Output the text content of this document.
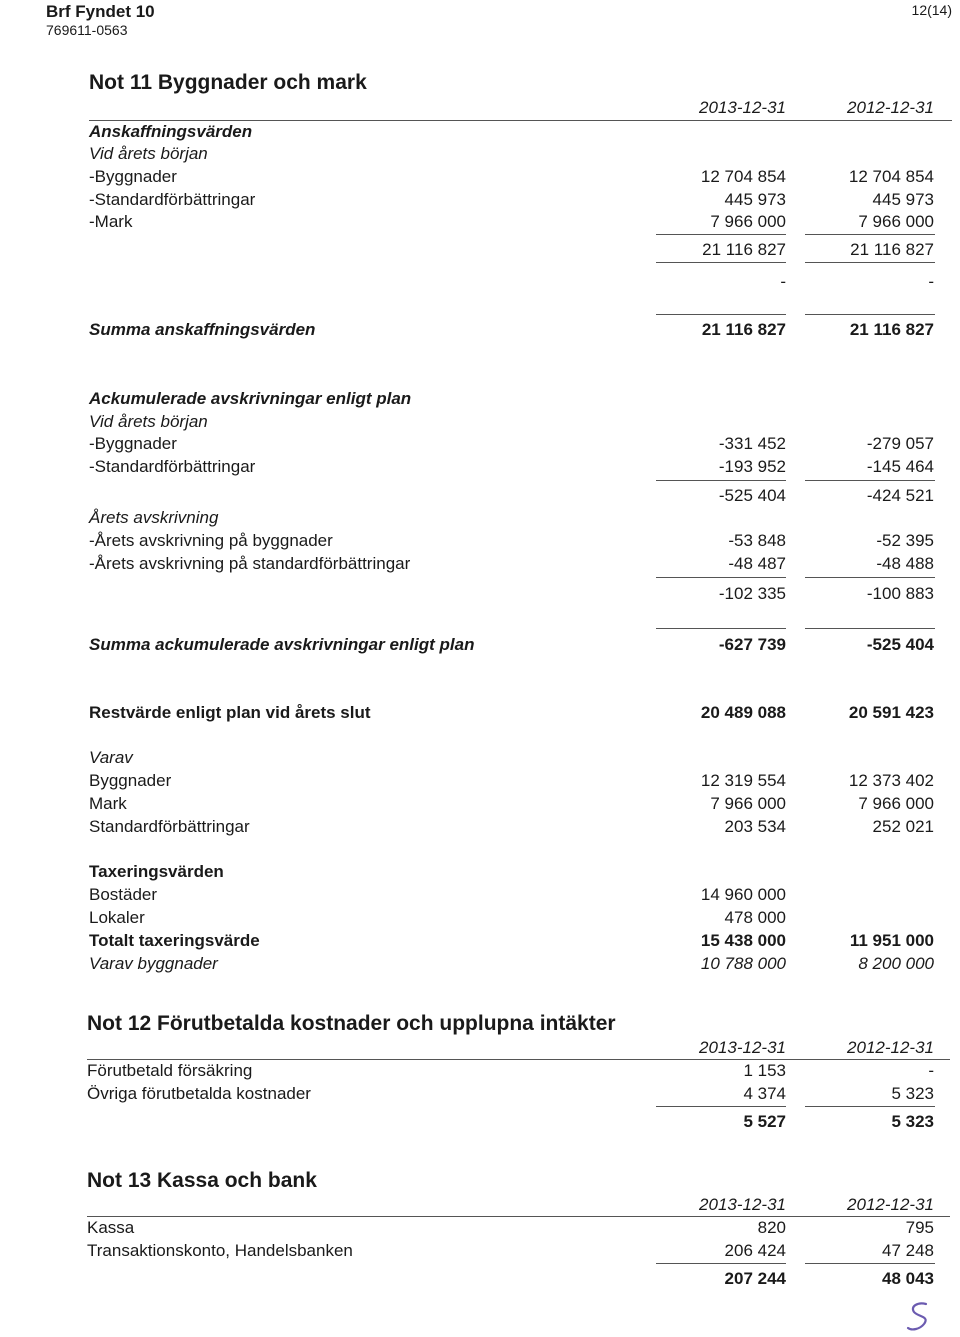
Brf Fyndet 10
769611-0563
12(14)
Not 11 Byggnader och mark
2013-12-31	2012-12-31
Anskaffningsvärden
Vid årets början
-Byggnader	12 704 854	12 704 854
-Standardförbättringar	445 973	445 973
-Mark	7 966 000	7 966 000
21 116 827	21 116 827
-	-
Summa anskaffningsvärden	21 116 827	21 116 827
Ackumulerade avskrivningar enligt plan
Vid årets början
-Byggnader	-331 452	-279 057
-Standardförbättringar	-193 952	-145 464
-525 404	-424 521
Årets avskrivning
-Årets avskrivning på byggnader	-53 848	-52 395
-Årets avskrivning på standardförbättringar	-48 487	-48 488
-102 335	-100 883
Summa ackumulerade avskrivningar enligt plan	-627 739	-525 404
Restvärde enligt plan vid årets slut	20 489 088	20 591 423
Varav
Byggnader	12 319 554	12 373 402
Mark	7 966 000	7 966 000
Standardförbättringar	203 534	252 021
Taxeringsvärden
Bostäder	14 960 000
Lokaler	478 000
Totalt taxeringsvärde	15 438 000	11 951 000
Varav byggnader	10 788 000	8 200 000
Not 12 Förutbetalda kostnader och upplupna intäkter
2013-12-31	2012-12-31
Förutbetald försäkring	1 153	-
Övriga förutbetalda kostnader	4 374	5 323
5 527	5 323
Not 13 Kassa och bank
2013-12-31	2012-12-31
Kassa	820	795
Transaktionskonto, Handelsbanken	206 424	47 248
207 244	48 043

::::

**TASK TO CARRY OUT:** Quote the entries in full. Any image among them is to be omitted from the copy.

**ANSWER TO THIS PROBLEM:**
Output the text content of this document.
Brf Fyndet 10
769611-0563
12(14)
Not 11 Byggnader och mark
2013-12-31	2012-12-31
Anskaffningsvärden
Vid årets början
-Byggnader	12 704 854	12 704 854
-Standardförbättringar	445 973	445 973
-Mark	7 966 000	7 966 000
21 116 827	21 116 827
-	-
Summa anskaffningsvärden	21 116 827	21 116 827
Ackumulerade avskrivningar enligt plan
Vid årets början
-Byggnader	-331 452	-279 057
-Standardförbättringar	-193 952	-145 464
-525 404	-424 521
Årets avskrivning
-Årets avskrivning på byggnader	-53 848	-52 395
-Årets avskrivning på standardförbättringar	-48 487	-48 488
-102 335	-100 883
Summa ackumulerade avskrivningar enligt plan	-627 739	-525 404
Restvärde enligt plan vid årets slut	20 489 088	20 591 423
Varav
Byggnader	12 319 554	12 373 402
Mark	7 966 000	7 966 000
Standardförbättringar	203 534	252 021
Taxeringsvärden
Bostäder	14 960 000
Lokaler	478 000
Totalt taxeringsvärde	15 438 000	11 951 000
Varav byggnader	10 788 000	8 200 000
Not 12 Förutbetalda kostnader och upplupna intäkter
2013-12-31	2012-12-31
Förutbetald försäkring	1 153	-
Övriga förutbetalda kostnader	4 374	5 323
5 527	5 323
Not 13 Kassa och bank
2013-12-31	2012-12-31
Kassa	820	795
Transaktionskonto, Handelsbanken	206 424	47 248
207 244	48 043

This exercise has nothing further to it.